Boxed element entries
######

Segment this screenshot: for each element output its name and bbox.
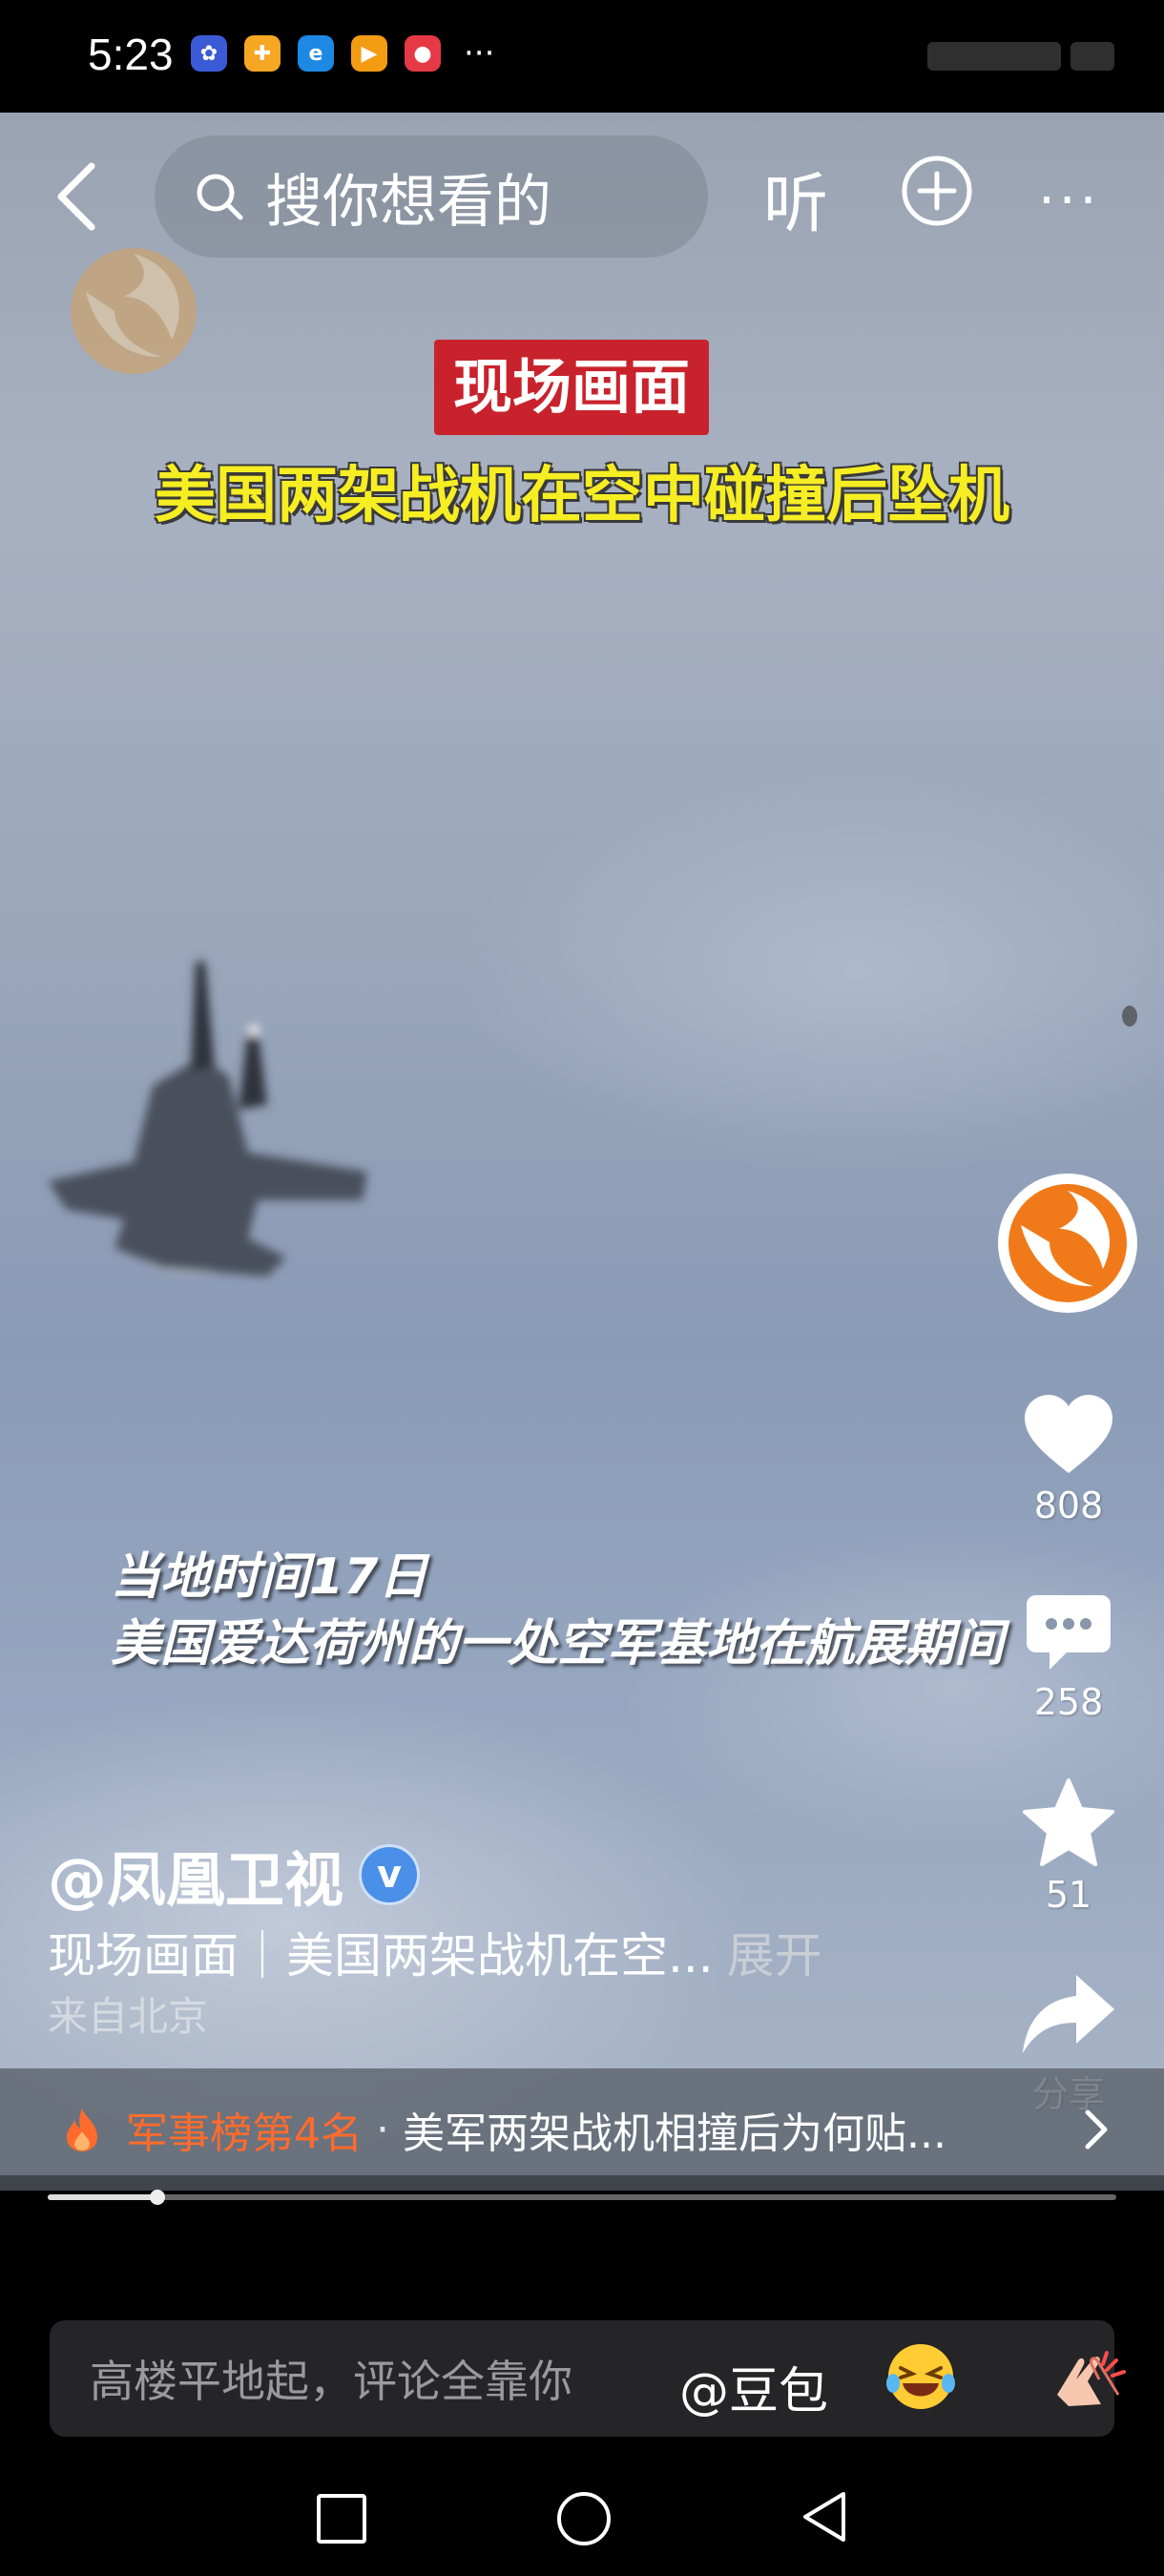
app-notification-icon-5: ● [405, 35, 441, 72]
laughing-emoji-icon[interactable] [885, 2341, 956, 2412]
app-notification-icon-3: e [298, 35, 334, 72]
video-progress-bar[interactable] [48, 2190, 1116, 2205]
favorite-count: 51 [1045, 1874, 1092, 1916]
status-bar: 5:23 ✿ ✚ e ▶ ● ··· [0, 0, 1164, 113]
more-options-button[interactable]: ··· [1038, 170, 1100, 232]
status-more-icon: ··· [464, 34, 495, 73]
expand-link[interactable]: 展开 [727, 1928, 822, 1984]
description-text: 现场画面｜美国两架战机在空... [48, 1928, 714, 1984]
home-icon[interactable] [557, 2492, 611, 2545]
add-icon[interactable] [901, 155, 973, 227]
app-notification-icon-4: ▶ [351, 35, 387, 72]
like-count: 808 [1033, 1485, 1104, 1527]
recent-apps-icon[interactable] [317, 2494, 366, 2544]
favorite-button[interactable]: 51 [1011, 1778, 1126, 1916]
subtitle-line-2: 美国爱达荷州的一处空军基地在航展期间 [111, 1615, 1005, 1672]
author-name[interactable]: @凤凰卫视 [48, 1832, 343, 1918]
comment-button[interactable]: 258 [1011, 1593, 1126, 1723]
search-icon [197, 174, 243, 220]
listen-button[interactable]: 听 [763, 151, 828, 245]
comment-count: 258 [1033, 1681, 1104, 1723]
fighter-jet-image [48, 962, 367, 1277]
headline-tag: 现场画面 [434, 340, 710, 435]
trending-text: 美军两架战机相撞后为何贴... [403, 2109, 946, 2158]
progress-fill [48, 2194, 158, 2200]
status-app-icons: ✿ ✚ e ▶ ● ··· [191, 34, 494, 73]
app-notification-icon-1: ✿ [191, 35, 227, 72]
fire-icon [67, 2109, 97, 2151]
app-notification-icon-2: ✚ [244, 35, 281, 72]
author-name-row[interactable]: @凤凰卫视 v [48, 1832, 421, 1918]
progress-handle[interactable] [150, 2190, 166, 2205]
chevron-right-icon[interactable] [1082, 2107, 1111, 2152]
status-time: 5:23 [88, 30, 174, 79]
trending-banner[interactable]: 军事榜第4名 · 美军两架战机相撞后为何贴... [0, 2068, 1164, 2191]
mention-doubao-button[interactable]: @豆包 [679, 2351, 828, 2422]
verified-badge-icon: v [359, 1844, 421, 1905]
trending-separator: · [376, 2105, 389, 2154]
search-input[interactable]: 搜你想看的 [155, 135, 708, 258]
clapping-hands-emoji-icon[interactable] [1050, 2347, 1126, 2410]
phoenix-logo-watermark [71, 248, 197, 374]
back-icon[interactable] [50, 158, 107, 235]
status-indicators-icon [927, 42, 1114, 71]
system-back-icon[interactable] [798, 2488, 851, 2545]
system-navigation-bar [0, 2462, 1164, 2576]
subtitle-line-1: 当地时间17日 [111, 1548, 428, 1606]
comment-icon [1027, 1595, 1111, 1670]
location-text: 来自北京 [48, 1993, 209, 2040]
comment-input[interactable]: 高楼平地起，评论全靠你 @豆包 [50, 2320, 1126, 2437]
author-avatar[interactable] [998, 1174, 1137, 1313]
video-description[interactable]: 现场画面｜美国两架战机在空... 展开 [48, 1918, 822, 1986]
trending-rank: 军事榜第4名 [126, 2109, 363, 2158]
share-icon [1023, 1975, 1114, 2053]
video-headline: 美国两架战机在空中碰撞后坠机 [155, 461, 1009, 531]
distant-aircraft-speck [1122, 1006, 1137, 1027]
search-placeholder: 搜你想看的 [265, 168, 551, 236]
star-icon [1023, 1778, 1114, 1866]
heart-icon [1025, 1395, 1112, 1473]
phoenix-logo-icon [1008, 1184, 1127, 1302]
comment-placeholder: 高楼平地起，评论全靠你 [90, 2356, 572, 2407]
video-subtitle: 当地时间17日 美国爱达荷州的一处空军基地在航展期间 [111, 1544, 1004, 1677]
like-button[interactable]: 808 [1011, 1393, 1126, 1527]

######

• TO DO
Reproduce every line of the records above word for word, leaving out the pictures.

• RESULT FOR THIS EXERCISE
Segment this screenshot: for each element output its name and bbox.
app-notification-icon-5: ● [405, 35, 441, 72]
laughing-emoji-icon[interactable] [885, 2341, 956, 2412]
app-notification-icon-3: e [298, 35, 334, 72]
video-progress-bar[interactable] [48, 2190, 1116, 2205]
favorite-count: 51 [1045, 1874, 1092, 1916]
status-bar: 5:23 ✿ ✚ e ▶ ● ··· [0, 0, 1164, 113]
more-options-button[interactable]: ··· [1038, 170, 1100, 232]
status-more-icon: ··· [464, 34, 495, 73]
expand-link[interactable]: 展开 [727, 1928, 822, 1984]
description-text: 现场画面｜美国两架战机在空... [48, 1928, 714, 1984]
home-icon[interactable] [557, 2492, 611, 2545]
add-icon[interactable] [901, 155, 973, 227]
app-notification-icon-4: ▶ [351, 35, 387, 72]
like-count: 808 [1033, 1485, 1104, 1527]
recent-apps-icon[interactable] [317, 2494, 366, 2544]
favorite-button[interactable]: 51 [1011, 1778, 1126, 1916]
subtitle-line-2: 美国爱达荷州的一处空军基地在航展期间 [111, 1615, 1005, 1672]
author-name[interactable]: @凤凰卫视 [48, 1832, 343, 1918]
comment-button[interactable]: 258 [1011, 1593, 1126, 1723]
search-icon [197, 174, 243, 220]
listen-button[interactable]: 听 [763, 151, 828, 245]
comment-count: 258 [1033, 1681, 1104, 1723]
fighter-jet-image [48, 962, 367, 1277]
headline-tag: 现场画面 [434, 340, 710, 435]
trending-text: 美军两架战机相撞后为何贴... [403, 2109, 946, 2158]
progress-fill [48, 2194, 158, 2200]
status-app-icons: ✿ ✚ e ▶ ● ··· [191, 34, 494, 73]
app-notification-icon-1: ✿ [191, 35, 227, 72]
fire-icon [67, 2109, 97, 2151]
app-notification-icon-2: ✚ [244, 35, 281, 72]
author-name-row[interactable]: @凤凰卫视 v [48, 1832, 421, 1918]
progress-handle[interactable] [150, 2190, 166, 2205]
chevron-right-icon[interactable] [1082, 2107, 1111, 2152]
status-time: 5:23 [88, 30, 174, 79]
trending-banner[interactable]: 军事榜第4名 · 美军两架战机相撞后为何贴... [0, 2068, 1164, 2191]
mention-doubao-button[interactable]: @豆包 [679, 2351, 828, 2422]
verified-badge-icon: v [359, 1844, 421, 1905]
trending-separator: · [376, 2105, 389, 2154]
search-input[interactable]: 搜你想看的 [155, 135, 708, 258]
clapping-hands-emoji-icon[interactable] [1050, 2347, 1126, 2410]
phoenix-logo-watermark [71, 248, 197, 374]
back-icon[interactable] [50, 158, 107, 235]
status-indicators-icon [927, 42, 1114, 71]
system-back-icon[interactable] [798, 2488, 851, 2545]
system-navigation-bar [0, 2462, 1164, 2576]
subtitle-line-1: 当地时间17日 [111, 1548, 428, 1606]
comment-icon [1027, 1595, 1111, 1670]
location-text: 来自北京 [48, 1993, 209, 2040]
comment-input[interactable]: 高楼平地起，评论全靠你 @豆包 [50, 2320, 1126, 2437]
author-avatar[interactable] [998, 1174, 1137, 1313]
video-description[interactable]: 现场画面｜美国两架战机在空... 展开 [48, 1918, 822, 1986]
trending-rank: 军事榜第4名 [126, 2109, 363, 2158]
share-icon [1023, 1975, 1114, 2053]
video-headline: 美国两架战机在空中碰撞后坠机 [155, 461, 1009, 531]
distant-aircraft-speck [1122, 1006, 1137, 1027]
search-placeholder: 搜你想看的 [265, 168, 551, 236]
star-icon [1023, 1778, 1114, 1866]
heart-icon [1025, 1395, 1112, 1473]
phoenix-logo-icon [1008, 1184, 1127, 1302]
comment-placeholder: 高楼平地起，评论全靠你 [90, 2356, 572, 2407]
video-subtitle: 当地时间17日 美国爱达荷州的一处空军基地在航展期间 [111, 1544, 1004, 1677]
like-button[interactable]: 808 [1011, 1393, 1126, 1527]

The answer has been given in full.